[TEXT EXTRACT]
○ ○ ○ ○

Re: UTF-8 and POSIX

From: Sandra O'donnell USG (
Date: Wed Jun 23 1999 - 14:18:48 EDT

   Is there any work going on to review the POSIX.1 and POSIX.2 standards
   systematically to add proper UTF-8 support?

This assumes .1 and .2 do not have proper UTF-8 support. I know quite
a few companies that are shipping products that support UTF-8 within
the POSIX framework.
   . . .
   Also the syntax for the entire locale database mechanisms was really
   designed for small 8-bit character sets and becomes rather horrible when
   applied to UTF-8. I get the impression that wchar_t <-> UTF-8 conversion
   is supposed to be done by table lookup of UTF-8 byte sequences as
   opposed to the obvious conversion algorithm.

Yes, the syntax can be large and kind of messy when used with large
code sets. But that's part of the nature of dealing with large things.
The collation and character property tables for Unicode are also large
and kind of messy unless you happen to know the syntax very well.

○ ○ ○ ○

[RECORDS PROVIDED]
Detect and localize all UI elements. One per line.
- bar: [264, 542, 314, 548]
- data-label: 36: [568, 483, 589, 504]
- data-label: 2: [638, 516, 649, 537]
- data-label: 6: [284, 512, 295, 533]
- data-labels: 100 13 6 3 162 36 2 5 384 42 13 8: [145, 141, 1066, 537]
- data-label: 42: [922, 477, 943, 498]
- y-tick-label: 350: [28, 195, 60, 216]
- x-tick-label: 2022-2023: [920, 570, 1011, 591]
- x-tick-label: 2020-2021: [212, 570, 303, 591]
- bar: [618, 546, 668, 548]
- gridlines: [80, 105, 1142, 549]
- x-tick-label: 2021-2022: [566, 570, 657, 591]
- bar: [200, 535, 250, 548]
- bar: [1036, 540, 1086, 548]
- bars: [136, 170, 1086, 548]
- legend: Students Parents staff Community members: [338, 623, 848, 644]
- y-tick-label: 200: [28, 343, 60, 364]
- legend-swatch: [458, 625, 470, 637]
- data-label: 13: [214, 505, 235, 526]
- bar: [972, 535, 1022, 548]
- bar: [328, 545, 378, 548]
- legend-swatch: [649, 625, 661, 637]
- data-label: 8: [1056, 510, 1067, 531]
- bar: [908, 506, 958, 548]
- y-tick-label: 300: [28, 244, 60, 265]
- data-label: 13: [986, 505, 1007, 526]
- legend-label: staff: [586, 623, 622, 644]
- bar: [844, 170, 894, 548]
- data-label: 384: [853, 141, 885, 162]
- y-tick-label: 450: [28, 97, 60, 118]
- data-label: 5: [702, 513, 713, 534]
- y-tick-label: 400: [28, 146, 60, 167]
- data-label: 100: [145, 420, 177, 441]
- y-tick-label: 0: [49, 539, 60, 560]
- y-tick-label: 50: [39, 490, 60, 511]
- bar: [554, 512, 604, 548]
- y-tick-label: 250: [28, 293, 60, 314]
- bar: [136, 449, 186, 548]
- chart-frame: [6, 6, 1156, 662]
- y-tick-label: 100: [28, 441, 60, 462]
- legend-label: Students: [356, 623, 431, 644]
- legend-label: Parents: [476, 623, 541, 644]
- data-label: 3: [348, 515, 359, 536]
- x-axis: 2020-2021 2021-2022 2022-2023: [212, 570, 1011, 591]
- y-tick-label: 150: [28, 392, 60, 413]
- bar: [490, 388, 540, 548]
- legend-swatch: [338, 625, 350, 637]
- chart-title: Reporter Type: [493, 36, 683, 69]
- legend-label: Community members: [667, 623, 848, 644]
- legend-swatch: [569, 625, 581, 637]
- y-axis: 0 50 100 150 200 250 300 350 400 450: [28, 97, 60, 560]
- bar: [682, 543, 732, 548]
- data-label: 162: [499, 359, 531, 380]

○ ○ ○ ○

[COMPLETE THE FOLLOWING]
**A)** Can you rewrite the paragraph of the UTF-8 and POSIX post that begins "Yes, the syntax can be large" more briefly, keeping its main facts?
**B)** Return the records from their first line through the line holding "- legend-swatch: [569, 625, 581, 637]", inclusive.
The text and the records are unrelated to each other.

[ANSWERS PROVIDED]
**A)** With large code sets, the syntax can get large and messy, which comes with handling large things. Unicode's collation and character property tables are likewise large and messy unless you know the syntax well.

**B)**
Detect and localize all UI elements. One per line.
- bar: [264, 542, 314, 548]
- data-label: 36: [568, 483, 589, 504]
- data-label: 2: [638, 516, 649, 537]
- data-label: 6: [284, 512, 295, 533]
- data-labels: 100 13 6 3 162 36 2 5 384 42 13 8: [145, 141, 1066, 537]
- data-label: 42: [922, 477, 943, 498]
- y-tick-label: 350: [28, 195, 60, 216]
- x-tick-label: 2022-2023: [920, 570, 1011, 591]
- x-tick-label: 2020-2021: [212, 570, 303, 591]
- bar: [618, 546, 668, 548]
- gridlines: [80, 105, 1142, 549]
- x-tick-label: 2021-2022: [566, 570, 657, 591]
- bar: [200, 535, 250, 548]
- bar: [1036, 540, 1086, 548]
- bars: [136, 170, 1086, 548]
- legend: Students Parents staff Community members: [338, 623, 848, 644]
- y-tick-label: 200: [28, 343, 60, 364]
- legend-swatch: [458, 625, 470, 637]
- data-label: 13: [214, 505, 235, 526]
- bar: [972, 535, 1022, 548]
- bar: [328, 545, 378, 548]
- legend-swatch: [649, 625, 661, 637]
- data-label: 8: [1056, 510, 1067, 531]
- bar: [908, 506, 958, 548]
- y-tick-label: 300: [28, 244, 60, 265]
- data-label: 13: [986, 505, 1007, 526]
- legend-label: staff: [586, 623, 622, 644]
- bar: [844, 170, 894, 548]
- data-label: 384: [853, 141, 885, 162]
- y-tick-label: 450: [28, 97, 60, 118]
- data-label: 5: [702, 513, 713, 534]
- y-tick-label: 400: [28, 146, 60, 167]
- data-label: 100: [145, 420, 177, 441]
- y-tick-label: 0: [49, 539, 60, 560]
- y-tick-label: 50: [39, 490, 60, 511]
- bar: [554, 512, 604, 548]
- y-tick-label: 250: [28, 293, 60, 314]
- bar: [136, 449, 186, 548]
- chart-frame: [6, 6, 1156, 662]
- y-tick-label: 100: [28, 441, 60, 462]
- legend-label: Students: [356, 623, 431, 644]
- legend-label: Parents: [476, 623, 541, 644]
- data-label: 3: [348, 515, 359, 536]
- x-axis: 2020-2021 2021-2022 2022-2023: [212, 570, 1011, 591]
- y-tick-label: 150: [28, 392, 60, 413]
- bar: [490, 388, 540, 548]
- legend-swatch: [338, 625, 350, 637]
- chart-title: Reporter Type: [493, 36, 683, 69]
- legend-label: Community members: [667, 623, 848, 644]
- legend-swatch: [569, 625, 581, 637]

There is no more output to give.